*TO BE DONE*
Your task is to copy each line that has the word "Counter".

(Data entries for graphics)
____
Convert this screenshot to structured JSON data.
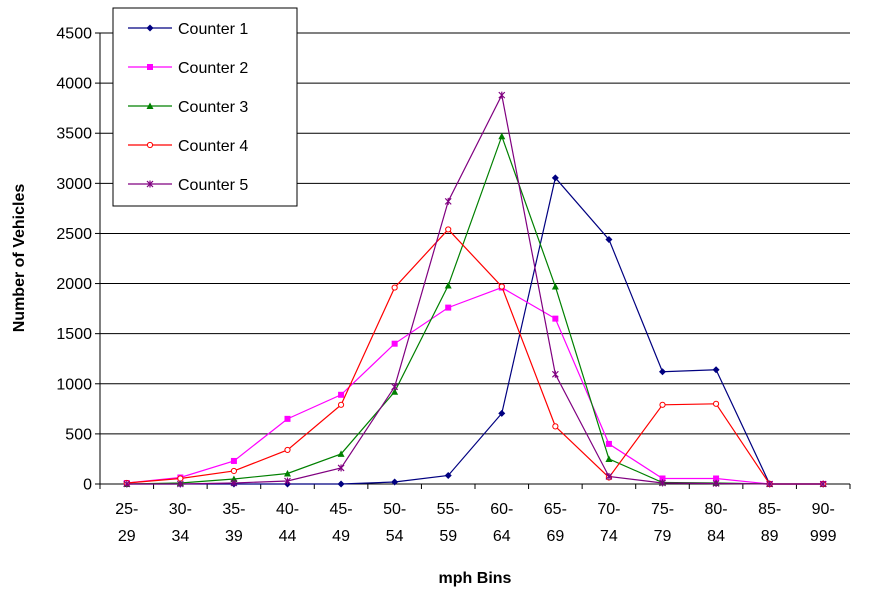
{
  "chart_data": {
    "type": "line",
    "title": "",
    "xlabel": "mph Bins",
    "ylabel": "Number of Vehicles",
    "ylim": [
      0,
      4500
    ],
    "yticks": [
      0,
      500,
      1000,
      1500,
      2000,
      2500,
      3000,
      3500,
      4000,
      4500
    ],
    "grid": "horizontal",
    "legend_position": "top-left",
    "categories": [
      [
        "25-",
        "29"
      ],
      [
        "30-",
        "34"
      ],
      [
        "35-",
        "39"
      ],
      [
        "40-",
        "44"
      ],
      [
        "45-",
        "49"
      ],
      [
        "50-",
        "54"
      ],
      [
        "55-",
        "59"
      ],
      [
        "60-",
        "64"
      ],
      [
        "65-",
        "69"
      ],
      [
        "70-",
        "74"
      ],
      [
        "75-",
        "79"
      ],
      [
        "80-",
        "84"
      ],
      [
        "85-",
        "89"
      ],
      [
        "90-",
        "999"
      ]
    ],
    "series": [
      {
        "name": "Counter 1",
        "color": "#000080",
        "marker": "diamond",
        "values": [
          0,
          0,
          0,
          0,
          0,
          20,
          85,
          705,
          3055,
          2440,
          1120,
          1140,
          0,
          0
        ]
      },
      {
        "name": "Counter 2",
        "color": "#ff00ff",
        "marker": "square",
        "values": [
          10,
          65,
          230,
          650,
          890,
          1400,
          1760,
          1960,
          1650,
          400,
          55,
          55,
          0,
          0
        ]
      },
      {
        "name": "Counter 3",
        "color": "#008000",
        "marker": "triangle",
        "values": [
          0,
          10,
          50,
          105,
          300,
          920,
          1980,
          3470,
          1970,
          250,
          15,
          10,
          0,
          0
        ]
      },
      {
        "name": "Counter 4",
        "color": "#ff0000",
        "marker": "circle",
        "values": [
          10,
          55,
          130,
          340,
          790,
          1960,
          2540,
          1970,
          575,
          65,
          790,
          800,
          0,
          0
        ]
      },
      {
        "name": "Counter 5",
        "color": "#800080",
        "marker": "star",
        "values": [
          0,
          0,
          10,
          30,
          160,
          970,
          2820,
          3880,
          1095,
          75,
          10,
          5,
          0,
          0
        ]
      }
    ]
  }
}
____
*WRITTEN RESPONSE*
        "name": "Counter 1",
        "name": "Counter 2",
        "name": "Counter 3",
        "name": "Counter 4",
        "name": "Counter 5",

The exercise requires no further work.